EXERCISE PROMPT :: Extract each line of the records below that contains the word "towards".

### MATERIAL SUPPLIED

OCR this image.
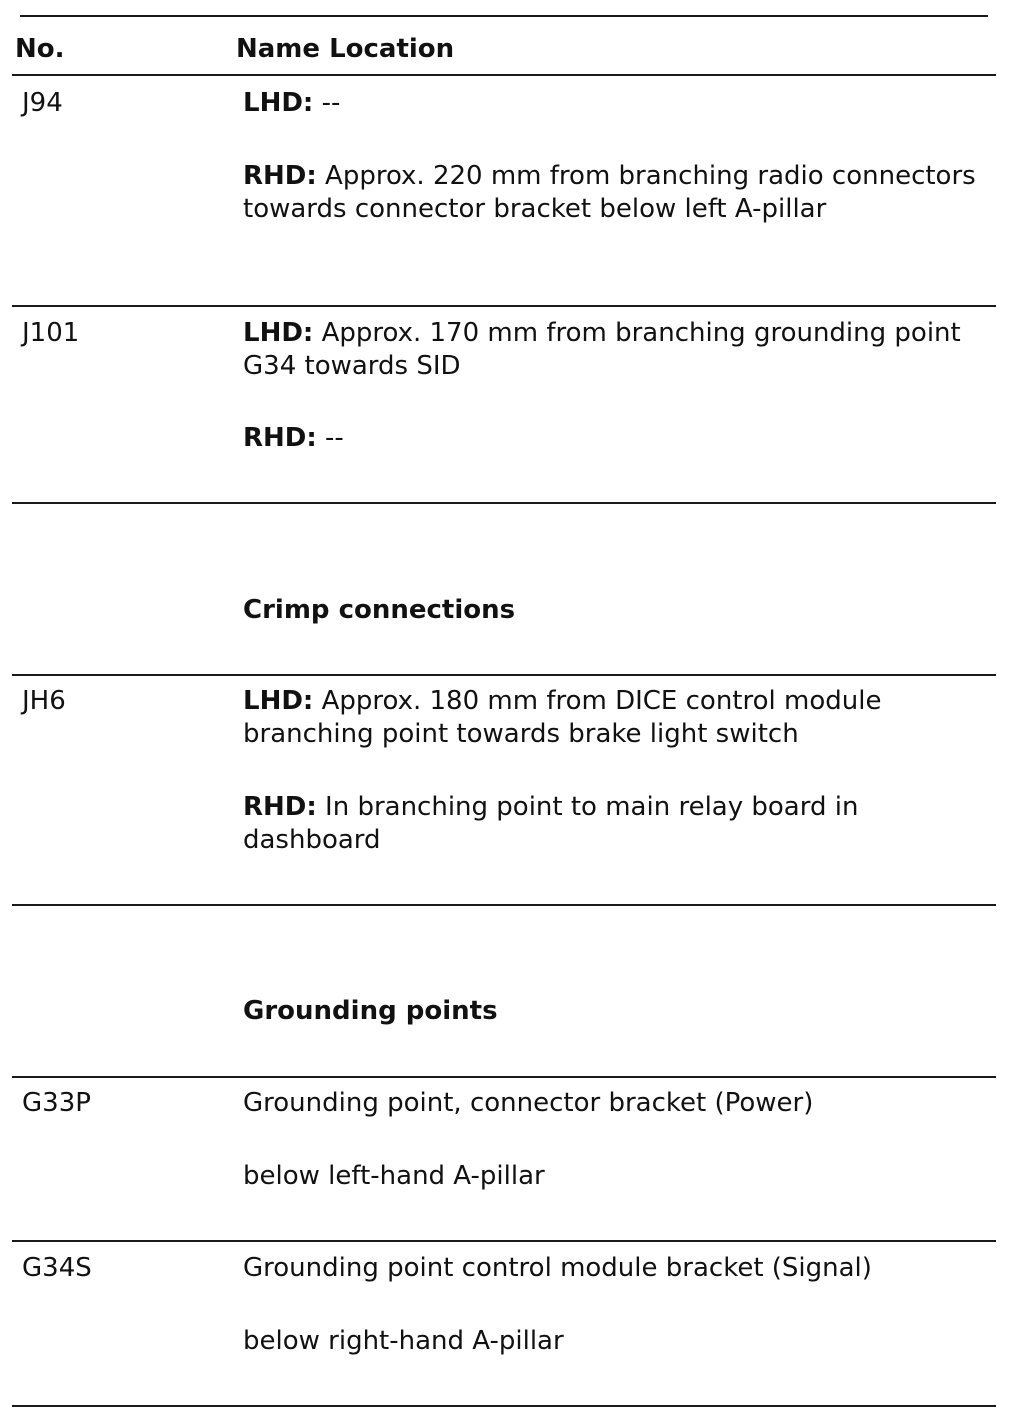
No.	Name Location
J94	LHD: --
RHD: Approx. 220 mm from branching radio connectors towards connector bracket below left A-pillar
J101	LHD: Approx. 170 mm from branching grounding point G34 towards SID
RHD: --
Crimp connections
JH6	LHD: Approx. 180 mm from DICE control module branching point towards brake light switch
RHD: In branching point to main relay board in dashboard
Grounding points
G33P	Grounding point, connector bracket (Power)
below left-hand A-pillar
G34S	Grounding point control module bracket (Signal)
below right-hand A-pillar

######

ANSWER FOR THIS EXERCISE ::
RHD: Approx. 220 mm from branching radio connectors towards connector bracket below left A-pillar
J101	LHD: Approx. 170 mm from branching grounding point G34 towards SID
JH6	LHD: Approx. 180 mm from DICE control module branching point towards brake light switch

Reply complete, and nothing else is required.